Print the entries below word for word; the pictures stay out of your copy.

* Start MATERIAL FOR THIS EXERCISE *

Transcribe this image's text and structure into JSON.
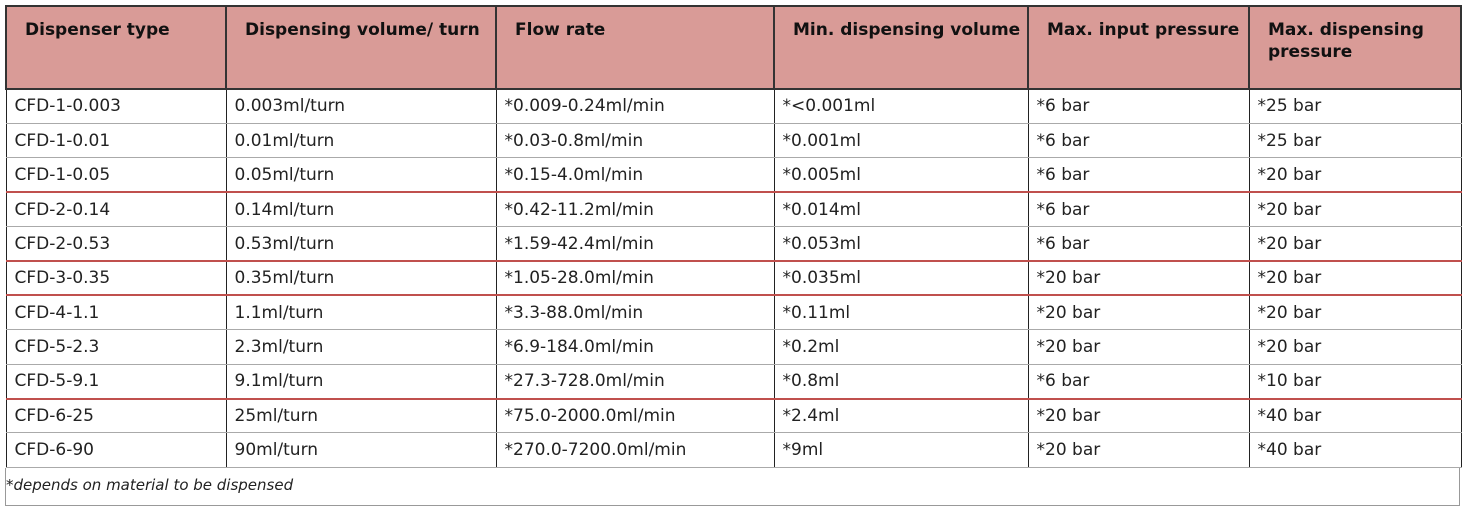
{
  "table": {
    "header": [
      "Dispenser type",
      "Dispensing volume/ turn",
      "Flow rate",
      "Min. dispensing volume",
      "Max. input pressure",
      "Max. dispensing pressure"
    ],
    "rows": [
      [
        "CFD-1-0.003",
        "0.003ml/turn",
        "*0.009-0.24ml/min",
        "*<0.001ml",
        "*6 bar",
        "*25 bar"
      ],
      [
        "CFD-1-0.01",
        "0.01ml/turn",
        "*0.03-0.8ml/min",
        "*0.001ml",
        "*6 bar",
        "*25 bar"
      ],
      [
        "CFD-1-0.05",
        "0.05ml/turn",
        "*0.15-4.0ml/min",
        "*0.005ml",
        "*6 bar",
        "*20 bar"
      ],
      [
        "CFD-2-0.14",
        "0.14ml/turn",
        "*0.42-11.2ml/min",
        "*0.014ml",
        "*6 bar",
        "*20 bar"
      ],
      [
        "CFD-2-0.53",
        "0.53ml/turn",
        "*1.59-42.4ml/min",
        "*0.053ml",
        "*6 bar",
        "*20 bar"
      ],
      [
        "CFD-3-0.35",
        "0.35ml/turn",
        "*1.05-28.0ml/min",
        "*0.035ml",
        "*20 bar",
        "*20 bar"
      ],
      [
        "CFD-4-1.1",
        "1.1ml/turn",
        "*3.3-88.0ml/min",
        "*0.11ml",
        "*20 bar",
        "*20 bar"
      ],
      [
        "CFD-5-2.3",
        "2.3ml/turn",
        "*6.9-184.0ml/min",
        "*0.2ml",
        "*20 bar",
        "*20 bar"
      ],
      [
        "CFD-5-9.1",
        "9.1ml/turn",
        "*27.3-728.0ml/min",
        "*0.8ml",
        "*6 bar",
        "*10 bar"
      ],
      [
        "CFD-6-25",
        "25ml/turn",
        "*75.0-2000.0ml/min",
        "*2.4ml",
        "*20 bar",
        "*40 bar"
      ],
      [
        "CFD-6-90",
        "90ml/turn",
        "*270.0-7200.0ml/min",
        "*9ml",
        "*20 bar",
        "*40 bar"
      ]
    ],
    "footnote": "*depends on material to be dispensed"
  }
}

* End MATERIAL FOR THIS EXERCISE *

OUTPUT:
Transcribe this image's text and structure into JSON.
{
  "table": {
    "header": [
      "Dispenser type",
      "Dispensing volume/ turn",
      "Flow rate",
      "Min. dispensing volume",
      "Max. input pressure",
      "Max. dispensing pressure"
    ],
    "rows": [
      [
        "CFD-1-0.003",
        "0.003ml/turn",
        "*0.009-0.24ml/min",
        "*<0.001ml",
        "*6 bar",
        "*25 bar"
      ],
      [
        "CFD-1-0.01",
        "0.01ml/turn",
        "*0.03-0.8ml/min",
        "*0.001ml",
        "*6 bar",
        "*25 bar"
      ],
      [
        "CFD-1-0.05",
        "0.05ml/turn",
        "*0.15-4.0ml/min",
        "*0.005ml",
        "*6 bar",
        "*20 bar"
      ],
      [
        "CFD-2-0.14",
        "0.14ml/turn",
        "*0.42-11.2ml/min",
        "*0.014ml",
        "*6 bar",
        "*20 bar"
      ],
      [
        "CFD-2-0.53",
        "0.53ml/turn",
        "*1.59-42.4ml/min",
        "*0.053ml",
        "*6 bar",
        "*20 bar"
      ],
      [
        "CFD-3-0.35",
        "0.35ml/turn",
        "*1.05-28.0ml/min",
        "*0.035ml",
        "*20 bar",
        "*20 bar"
      ],
      [
        "CFD-4-1.1",
        "1.1ml/turn",
        "*3.3-88.0ml/min",
        "*0.11ml",
        "*20 bar",
        "*20 bar"
      ],
      [
        "CFD-5-2.3",
        "2.3ml/turn",
        "*6.9-184.0ml/min",
        "*0.2ml",
        "*20 bar",
        "*20 bar"
      ],
      [
        "CFD-5-9.1",
        "9.1ml/turn",
        "*27.3-728.0ml/min",
        "*0.8ml",
        "*6 bar",
        "*10 bar"
      ],
      [
        "CFD-6-25",
        "25ml/turn",
        "*75.0-2000.0ml/min",
        "*2.4ml",
        "*20 bar",
        "*40 bar"
      ],
      [
        "CFD-6-90",
        "90ml/turn",
        "*270.0-7200.0ml/min",
        "*9ml",
        "*20 bar",
        "*40 bar"
      ]
    ],
    "footnote": "*depends on material to be dispensed"
  }
}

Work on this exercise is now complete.